[Set task] Which lines have the string "TradingView"? Copy all of them from the entries below.

Start of Available data

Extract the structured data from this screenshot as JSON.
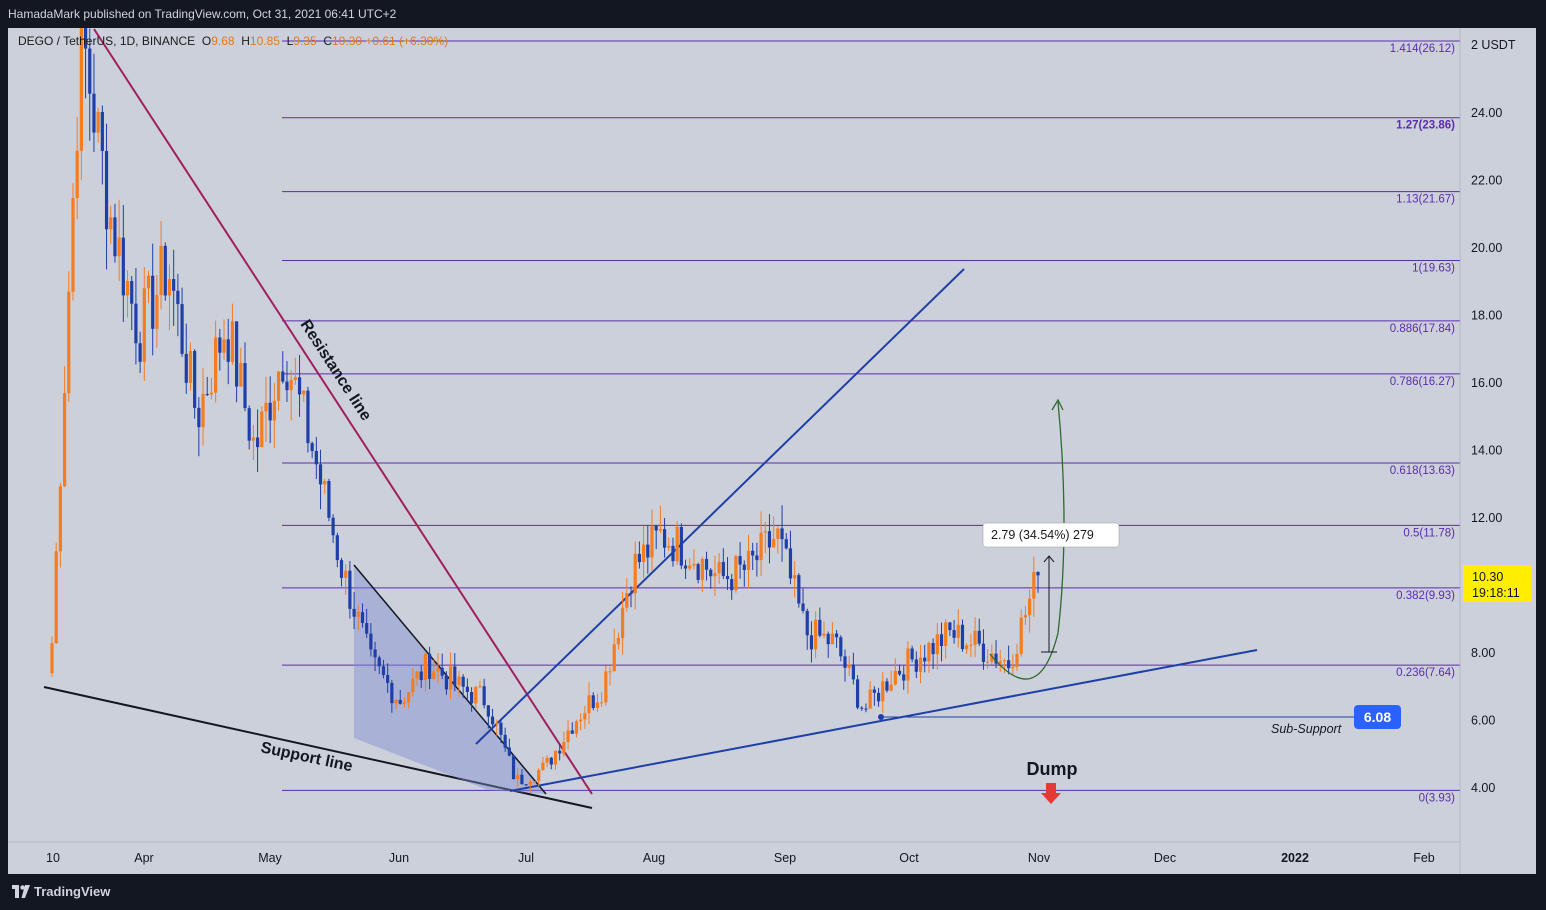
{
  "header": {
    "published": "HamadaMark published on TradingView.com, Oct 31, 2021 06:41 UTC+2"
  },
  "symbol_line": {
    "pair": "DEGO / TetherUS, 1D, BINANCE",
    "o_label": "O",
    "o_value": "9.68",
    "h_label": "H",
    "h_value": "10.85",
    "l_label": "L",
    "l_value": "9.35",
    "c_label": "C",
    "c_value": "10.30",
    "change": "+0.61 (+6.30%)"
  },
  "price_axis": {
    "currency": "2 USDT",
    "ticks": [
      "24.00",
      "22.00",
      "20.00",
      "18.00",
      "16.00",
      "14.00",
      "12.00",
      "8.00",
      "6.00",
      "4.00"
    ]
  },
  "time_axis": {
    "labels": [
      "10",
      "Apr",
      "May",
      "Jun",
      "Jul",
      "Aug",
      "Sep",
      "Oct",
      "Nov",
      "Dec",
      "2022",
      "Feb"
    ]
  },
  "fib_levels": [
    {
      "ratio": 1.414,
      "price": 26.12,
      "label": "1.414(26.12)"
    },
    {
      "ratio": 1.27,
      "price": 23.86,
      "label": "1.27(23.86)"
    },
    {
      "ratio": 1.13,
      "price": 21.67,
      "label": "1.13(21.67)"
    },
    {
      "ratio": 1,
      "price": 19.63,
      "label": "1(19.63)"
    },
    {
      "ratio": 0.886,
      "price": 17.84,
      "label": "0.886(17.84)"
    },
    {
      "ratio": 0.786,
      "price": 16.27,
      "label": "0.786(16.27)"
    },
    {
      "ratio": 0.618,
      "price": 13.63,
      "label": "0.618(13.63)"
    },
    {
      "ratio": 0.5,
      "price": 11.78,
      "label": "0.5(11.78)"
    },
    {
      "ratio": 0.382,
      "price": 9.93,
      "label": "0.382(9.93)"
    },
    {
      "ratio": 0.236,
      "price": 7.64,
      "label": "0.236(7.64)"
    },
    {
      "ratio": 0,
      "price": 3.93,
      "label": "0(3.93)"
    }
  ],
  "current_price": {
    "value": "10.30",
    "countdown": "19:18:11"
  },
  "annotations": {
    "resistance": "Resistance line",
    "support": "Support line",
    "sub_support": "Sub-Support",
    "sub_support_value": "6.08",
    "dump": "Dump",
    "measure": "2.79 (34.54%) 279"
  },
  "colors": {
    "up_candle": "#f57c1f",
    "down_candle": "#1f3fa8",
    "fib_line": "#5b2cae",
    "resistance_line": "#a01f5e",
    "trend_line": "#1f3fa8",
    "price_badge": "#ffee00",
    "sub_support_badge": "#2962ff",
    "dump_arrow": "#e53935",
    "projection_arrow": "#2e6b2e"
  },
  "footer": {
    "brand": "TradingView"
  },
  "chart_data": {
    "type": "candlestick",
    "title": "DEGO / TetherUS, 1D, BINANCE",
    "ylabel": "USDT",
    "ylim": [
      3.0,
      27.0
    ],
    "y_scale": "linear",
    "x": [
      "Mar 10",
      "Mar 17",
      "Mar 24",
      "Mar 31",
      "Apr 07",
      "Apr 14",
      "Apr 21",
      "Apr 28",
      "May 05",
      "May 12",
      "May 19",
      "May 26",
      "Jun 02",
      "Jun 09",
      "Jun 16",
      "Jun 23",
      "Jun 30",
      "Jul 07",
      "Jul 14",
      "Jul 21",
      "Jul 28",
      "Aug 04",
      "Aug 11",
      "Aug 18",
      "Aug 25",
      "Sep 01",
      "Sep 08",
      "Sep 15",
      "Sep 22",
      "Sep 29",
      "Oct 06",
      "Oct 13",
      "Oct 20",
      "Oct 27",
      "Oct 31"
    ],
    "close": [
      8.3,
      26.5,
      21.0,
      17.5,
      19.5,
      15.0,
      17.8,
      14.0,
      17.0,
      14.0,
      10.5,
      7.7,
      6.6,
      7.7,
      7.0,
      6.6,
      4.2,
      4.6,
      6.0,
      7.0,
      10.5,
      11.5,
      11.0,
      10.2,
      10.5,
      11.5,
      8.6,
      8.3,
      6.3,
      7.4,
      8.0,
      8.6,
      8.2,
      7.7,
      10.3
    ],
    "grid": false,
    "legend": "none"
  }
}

End of Available data

[Response to this task]
    "published": "HamadaMark published on TradingView.com, Oct 31, 2021 06:41 UTC+2"
    "brand": "TradingView"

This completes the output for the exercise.